### Stated problem
Go through the lines below and copy each one that holds the string "either".

Dataset items
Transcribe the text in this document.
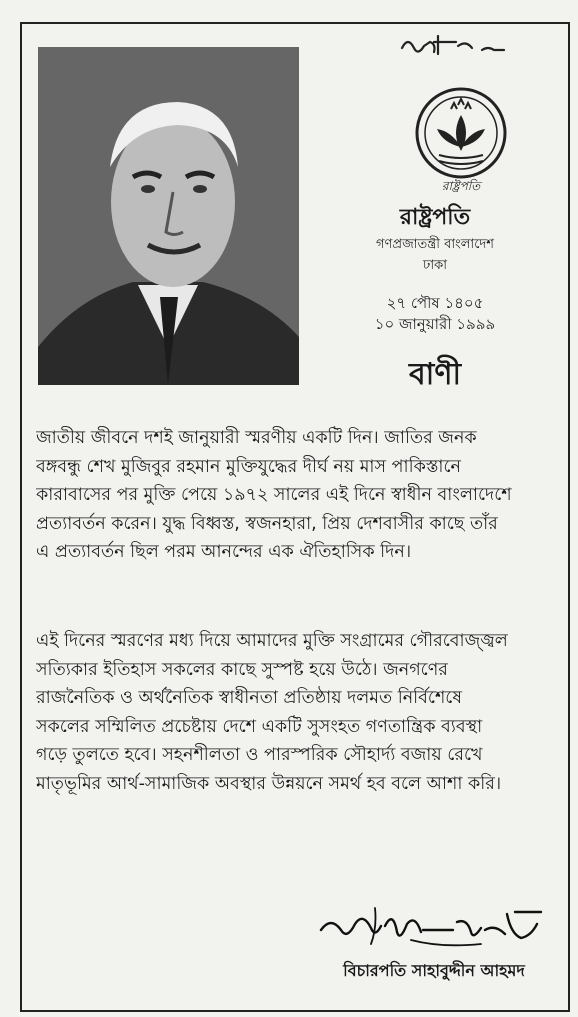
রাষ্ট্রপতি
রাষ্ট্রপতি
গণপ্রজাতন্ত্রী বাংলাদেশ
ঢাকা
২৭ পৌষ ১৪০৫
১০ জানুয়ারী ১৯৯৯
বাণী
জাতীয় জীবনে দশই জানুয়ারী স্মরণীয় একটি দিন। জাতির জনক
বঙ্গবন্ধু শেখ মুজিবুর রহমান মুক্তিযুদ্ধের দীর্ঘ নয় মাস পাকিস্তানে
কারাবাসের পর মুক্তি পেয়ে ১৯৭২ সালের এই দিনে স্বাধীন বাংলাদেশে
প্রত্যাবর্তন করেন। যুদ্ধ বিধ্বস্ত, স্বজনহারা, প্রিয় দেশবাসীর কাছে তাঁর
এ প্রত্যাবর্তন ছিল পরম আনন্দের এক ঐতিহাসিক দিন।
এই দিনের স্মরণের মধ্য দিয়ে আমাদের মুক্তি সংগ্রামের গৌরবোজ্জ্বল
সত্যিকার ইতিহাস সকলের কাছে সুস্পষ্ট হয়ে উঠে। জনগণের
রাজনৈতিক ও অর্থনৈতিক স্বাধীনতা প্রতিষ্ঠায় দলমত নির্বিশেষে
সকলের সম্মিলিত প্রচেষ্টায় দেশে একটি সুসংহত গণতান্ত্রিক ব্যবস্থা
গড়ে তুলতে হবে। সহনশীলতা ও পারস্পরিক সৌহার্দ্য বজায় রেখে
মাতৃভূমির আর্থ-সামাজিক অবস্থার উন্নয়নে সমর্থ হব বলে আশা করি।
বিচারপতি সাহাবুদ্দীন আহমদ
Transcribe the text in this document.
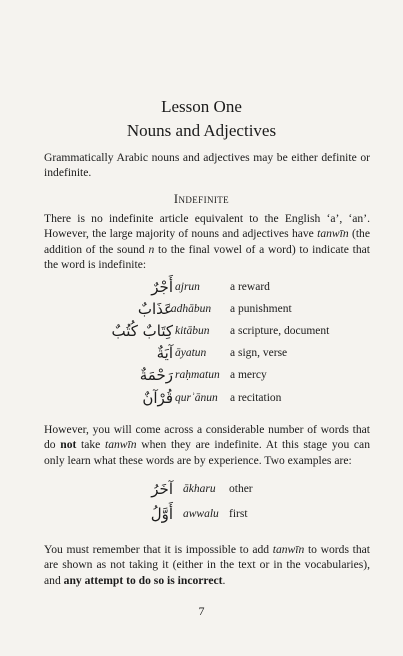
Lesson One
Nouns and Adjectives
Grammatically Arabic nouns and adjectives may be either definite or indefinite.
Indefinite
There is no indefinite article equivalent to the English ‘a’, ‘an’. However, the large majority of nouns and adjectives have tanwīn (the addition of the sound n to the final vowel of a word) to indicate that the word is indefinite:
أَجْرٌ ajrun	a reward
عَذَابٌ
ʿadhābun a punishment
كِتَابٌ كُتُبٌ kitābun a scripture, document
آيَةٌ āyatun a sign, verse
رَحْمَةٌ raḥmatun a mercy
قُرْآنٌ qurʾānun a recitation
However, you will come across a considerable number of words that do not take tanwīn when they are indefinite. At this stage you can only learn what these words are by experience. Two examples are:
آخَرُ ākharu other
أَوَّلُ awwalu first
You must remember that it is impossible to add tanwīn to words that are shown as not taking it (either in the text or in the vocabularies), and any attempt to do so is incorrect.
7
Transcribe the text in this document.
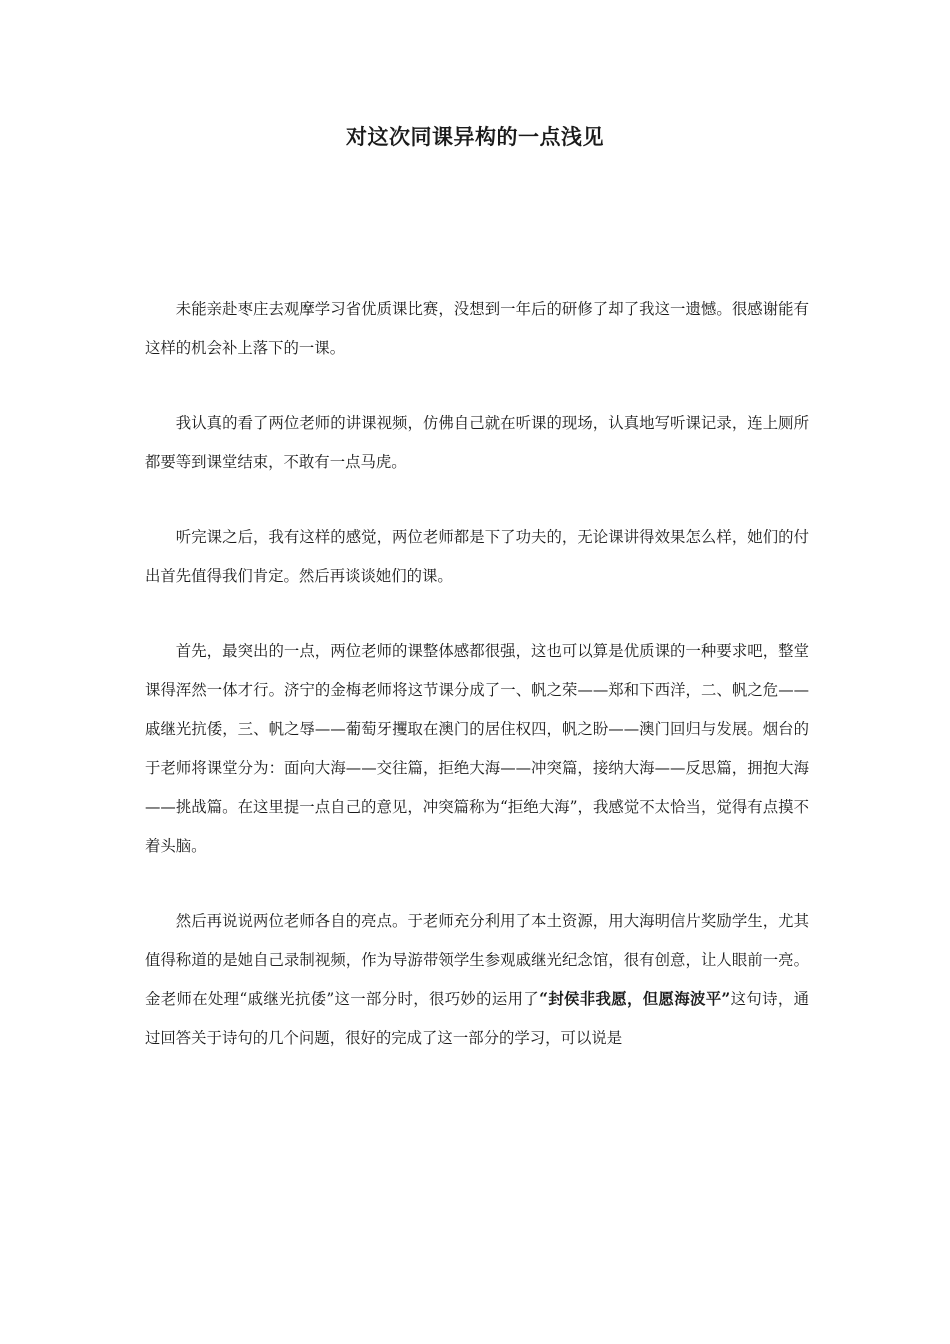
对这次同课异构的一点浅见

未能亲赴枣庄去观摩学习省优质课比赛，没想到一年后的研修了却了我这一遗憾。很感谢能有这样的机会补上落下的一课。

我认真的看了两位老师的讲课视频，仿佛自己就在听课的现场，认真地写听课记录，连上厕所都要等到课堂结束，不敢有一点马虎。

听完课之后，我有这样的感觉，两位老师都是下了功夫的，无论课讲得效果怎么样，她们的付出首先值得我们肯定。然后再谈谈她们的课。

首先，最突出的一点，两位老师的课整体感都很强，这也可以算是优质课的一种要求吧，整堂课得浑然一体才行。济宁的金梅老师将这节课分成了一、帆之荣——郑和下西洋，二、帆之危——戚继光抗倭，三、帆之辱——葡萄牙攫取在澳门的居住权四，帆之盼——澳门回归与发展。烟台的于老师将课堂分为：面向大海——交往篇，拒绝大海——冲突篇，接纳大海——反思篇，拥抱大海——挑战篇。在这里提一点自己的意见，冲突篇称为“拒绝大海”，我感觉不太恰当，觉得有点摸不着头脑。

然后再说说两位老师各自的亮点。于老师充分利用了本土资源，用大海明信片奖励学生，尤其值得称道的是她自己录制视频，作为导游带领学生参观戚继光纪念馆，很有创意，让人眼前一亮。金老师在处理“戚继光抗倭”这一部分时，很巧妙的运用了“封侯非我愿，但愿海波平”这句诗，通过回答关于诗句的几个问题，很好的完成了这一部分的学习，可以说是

### The solution
Grammatically Arabic nouns and adjectives may be either definite or indefinite.
You must remember that it is impossible to add tanwīn to words that are shown as not taking it (either in the text or in the vocabularies), and any attempt to do so is incorrect.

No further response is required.